**PROBLEM DETAILS:** Leave the pictures out. Return all other data exactly.

**DATASET RECORDS:**
- - - - - - -

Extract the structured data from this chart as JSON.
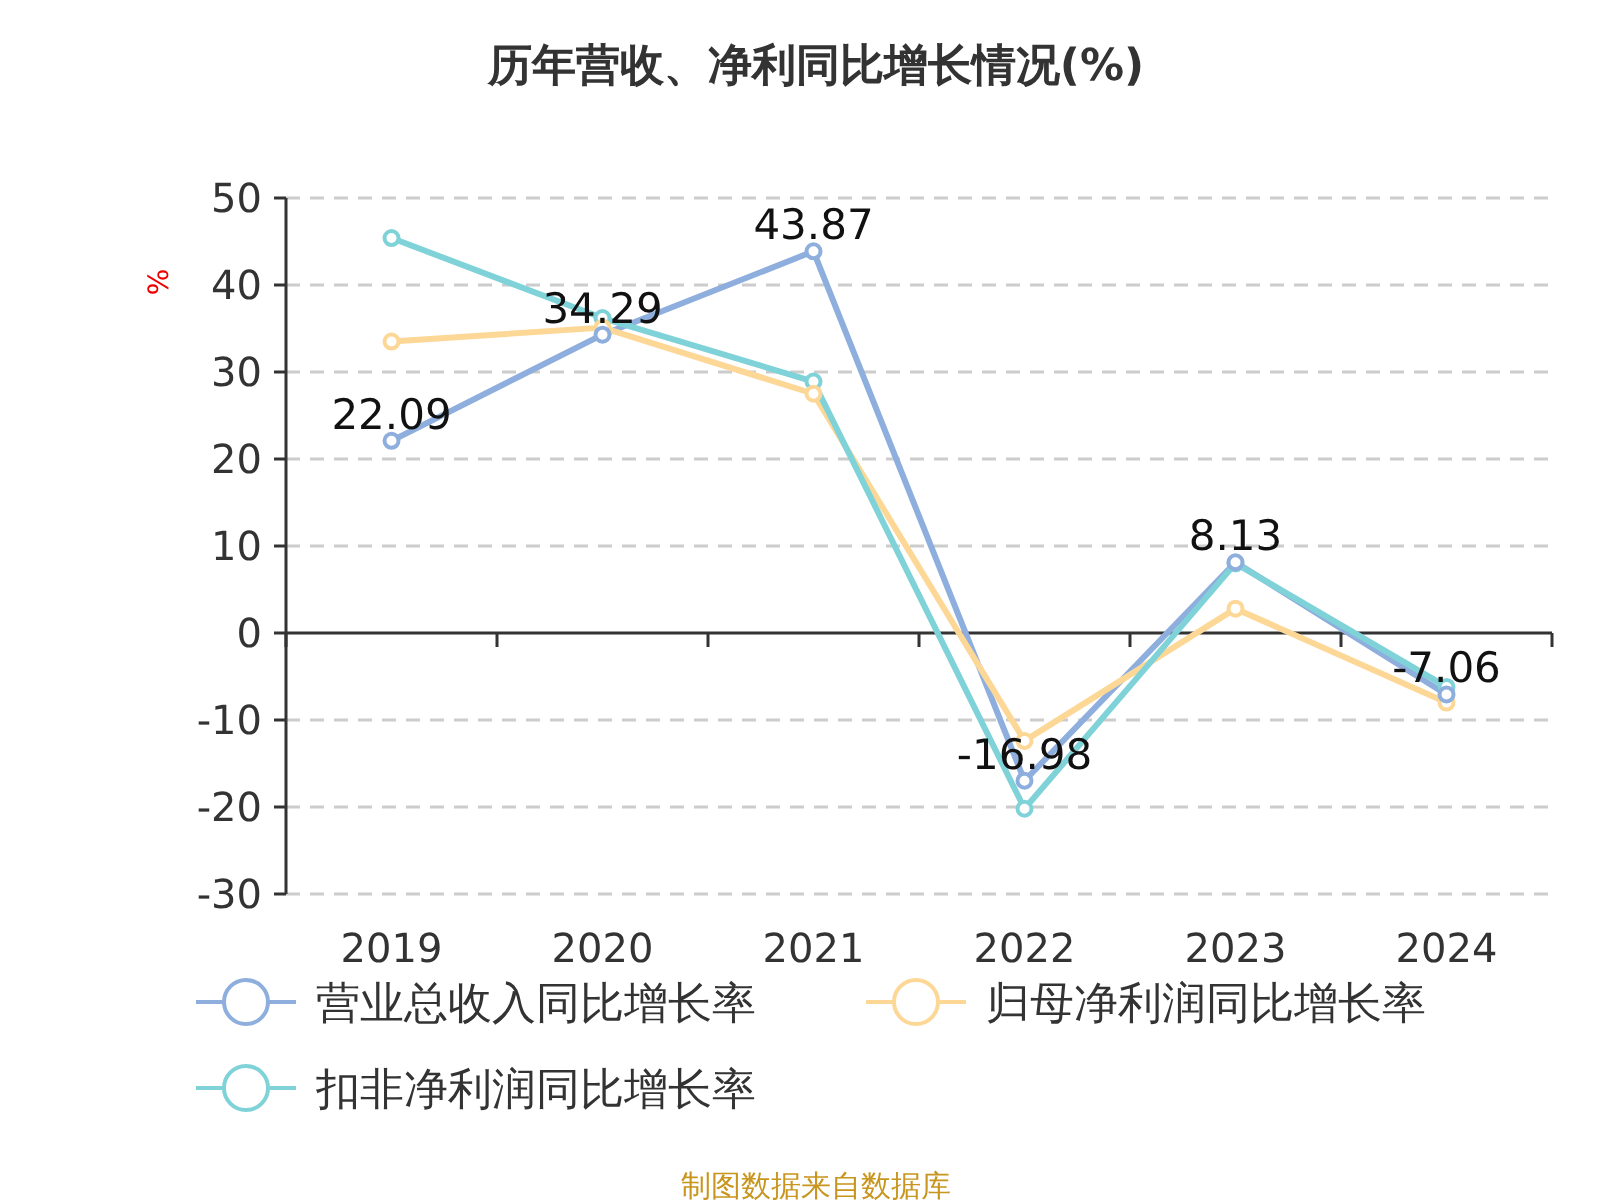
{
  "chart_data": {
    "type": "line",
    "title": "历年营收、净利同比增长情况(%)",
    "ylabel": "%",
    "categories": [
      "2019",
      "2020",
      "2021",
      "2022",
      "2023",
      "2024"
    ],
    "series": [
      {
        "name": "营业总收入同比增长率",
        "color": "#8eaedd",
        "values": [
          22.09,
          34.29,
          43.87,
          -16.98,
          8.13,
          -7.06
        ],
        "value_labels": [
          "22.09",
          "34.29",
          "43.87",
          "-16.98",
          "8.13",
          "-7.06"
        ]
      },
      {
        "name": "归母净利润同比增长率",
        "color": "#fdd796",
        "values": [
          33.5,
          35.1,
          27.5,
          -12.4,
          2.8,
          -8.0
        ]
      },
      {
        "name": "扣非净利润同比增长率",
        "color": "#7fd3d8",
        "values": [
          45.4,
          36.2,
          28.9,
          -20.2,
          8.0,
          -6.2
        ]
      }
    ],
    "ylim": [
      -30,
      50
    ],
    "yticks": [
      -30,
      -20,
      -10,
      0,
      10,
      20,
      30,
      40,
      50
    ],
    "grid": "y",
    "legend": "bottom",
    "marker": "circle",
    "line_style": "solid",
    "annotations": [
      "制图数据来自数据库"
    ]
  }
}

- - - - - - -

**THE ANSWER:**
Extract the structured data from this chart as JSON.
{
  "chart_data": {
    "type": "line",
    "title": "历年营收、净利同比增长情况(%)",
    "ylabel": "%",
    "categories": [
      "2019",
      "2020",
      "2021",
      "2022",
      "2023",
      "2024"
    ],
    "series": [
      {
        "name": "营业总收入同比增长率",
        "color": "#8eaedd",
        "values": [
          22.09,
          34.29,
          43.87,
          -16.98,
          8.13,
          -7.06
        ],
        "value_labels": [
          "22.09",
          "34.29",
          "43.87",
          "-16.98",
          "8.13",
          "-7.06"
        ]
      },
      {
        "name": "归母净利润同比增长率",
        "color": "#fdd796",
        "values": [
          33.5,
          35.1,
          27.5,
          -12.4,
          2.8,
          -8.0
        ]
      },
      {
        "name": "扣非净利润同比增长率",
        "color": "#7fd3d8",
        "values": [
          45.4,
          36.2,
          28.9,
          -20.2,
          8.0,
          -6.2
        ]
      }
    ],
    "ylim": [
      -30,
      50
    ],
    "yticks": [
      -30,
      -20,
      -10,
      0,
      10,
      20,
      30,
      40,
      50
    ],
    "grid": "y",
    "legend": "bottom",
    "marker": "circle",
    "line_style": "solid",
    "annotations": [
      "制图数据来自数据库"
    ]
  }
}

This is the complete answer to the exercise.